# Exercise goal
Set all the material down again unchanged, without the pictures.
---------- Dataset rows
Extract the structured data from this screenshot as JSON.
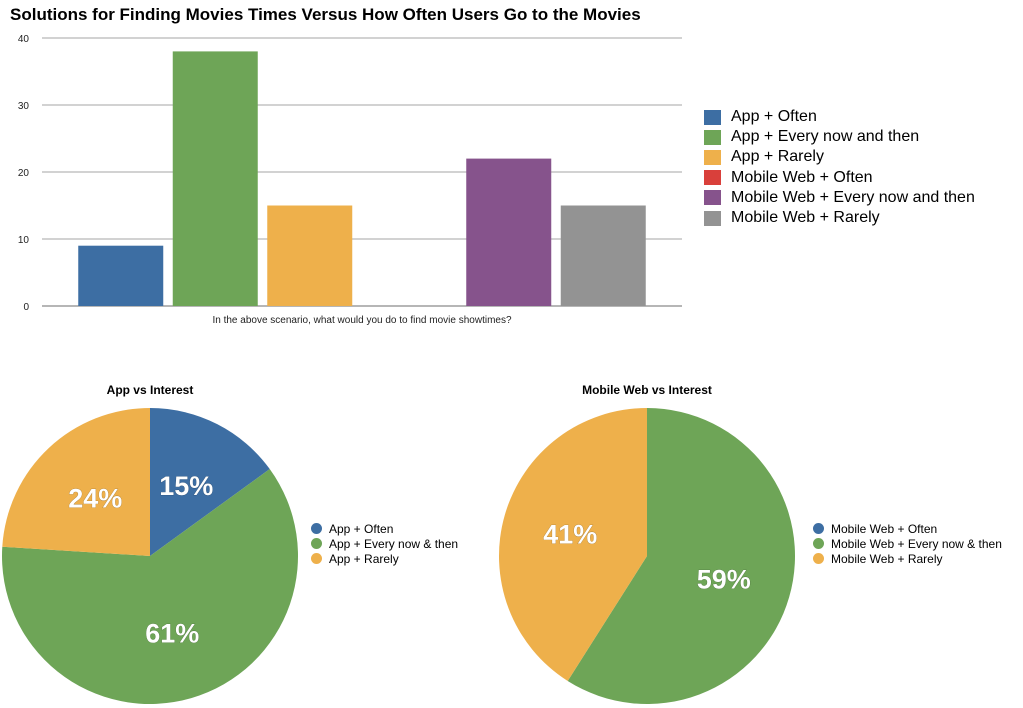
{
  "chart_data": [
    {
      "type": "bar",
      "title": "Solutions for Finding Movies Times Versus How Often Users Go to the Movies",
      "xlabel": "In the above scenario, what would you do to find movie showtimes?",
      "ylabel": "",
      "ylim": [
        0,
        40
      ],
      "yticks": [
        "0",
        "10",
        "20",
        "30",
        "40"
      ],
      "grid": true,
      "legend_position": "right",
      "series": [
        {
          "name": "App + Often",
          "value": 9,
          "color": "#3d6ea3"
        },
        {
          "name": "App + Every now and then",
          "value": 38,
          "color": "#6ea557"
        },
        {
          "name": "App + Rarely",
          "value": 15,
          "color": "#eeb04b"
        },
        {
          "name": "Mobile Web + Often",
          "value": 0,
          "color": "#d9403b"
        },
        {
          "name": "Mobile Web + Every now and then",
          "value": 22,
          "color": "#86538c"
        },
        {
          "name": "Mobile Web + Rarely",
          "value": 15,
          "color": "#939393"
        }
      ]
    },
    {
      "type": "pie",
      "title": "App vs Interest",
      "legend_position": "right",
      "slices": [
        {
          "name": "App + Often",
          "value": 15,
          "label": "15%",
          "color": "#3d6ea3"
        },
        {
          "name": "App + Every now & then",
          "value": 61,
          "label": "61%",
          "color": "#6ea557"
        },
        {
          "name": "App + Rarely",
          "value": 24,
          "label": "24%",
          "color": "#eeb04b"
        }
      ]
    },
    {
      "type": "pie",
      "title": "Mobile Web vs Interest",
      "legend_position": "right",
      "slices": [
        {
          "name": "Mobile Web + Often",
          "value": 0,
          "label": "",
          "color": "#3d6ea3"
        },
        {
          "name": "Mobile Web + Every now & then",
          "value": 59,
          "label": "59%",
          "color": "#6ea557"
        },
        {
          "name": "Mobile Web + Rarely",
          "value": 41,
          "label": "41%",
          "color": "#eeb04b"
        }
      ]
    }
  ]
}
--------------------
# Task answer
Extract the structured data from this screenshot as JSON.
{
  "chart_data": [
    {
      "type": "bar",
      "title": "Solutions for Finding Movies Times Versus How Often Users Go to the Movies",
      "xlabel": "In the above scenario, what would you do to find movie showtimes?",
      "ylabel": "",
      "ylim": [
        0,
        40
      ],
      "yticks": [
        "0",
        "10",
        "20",
        "30",
        "40"
      ],
      "grid": true,
      "legend_position": "right",
      "series": [
        {
          "name": "App + Often",
          "value": 9,
          "color": "#3d6ea3"
        },
        {
          "name": "App + Every now and then",
          "value": 38,
          "color": "#6ea557"
        },
        {
          "name": "App + Rarely",
          "value": 15,
          "color": "#eeb04b"
        },
        {
          "name": "Mobile Web + Often",
          "value": 0,
          "color": "#d9403b"
        },
        {
          "name": "Mobile Web + Every now and then",
          "value": 22,
          "color": "#86538c"
        },
        {
          "name": "Mobile Web + Rarely",
          "value": 15,
          "color": "#939393"
        }
      ]
    },
    {
      "type": "pie",
      "title": "App vs Interest",
      "legend_position": "right",
      "slices": [
        {
          "name": "App + Often",
          "value": 15,
          "label": "15%",
          "color": "#3d6ea3"
        },
        {
          "name": "App + Every now & then",
          "value": 61,
          "label": "61%",
          "color": "#6ea557"
        },
        {
          "name": "App + Rarely",
          "value": 24,
          "label": "24%",
          "color": "#eeb04b"
        }
      ]
    },
    {
      "type": "pie",
      "title": "Mobile Web vs Interest",
      "legend_position": "right",
      "slices": [
        {
          "name": "Mobile Web + Often",
          "value": 0,
          "label": "",
          "color": "#3d6ea3"
        },
        {
          "name": "Mobile Web + Every now & then",
          "value": 59,
          "label": "59%",
          "color": "#6ea557"
        },
        {
          "name": "Mobile Web + Rarely",
          "value": 41,
          "label": "41%",
          "color": "#eeb04b"
        }
      ]
    }
  ]
}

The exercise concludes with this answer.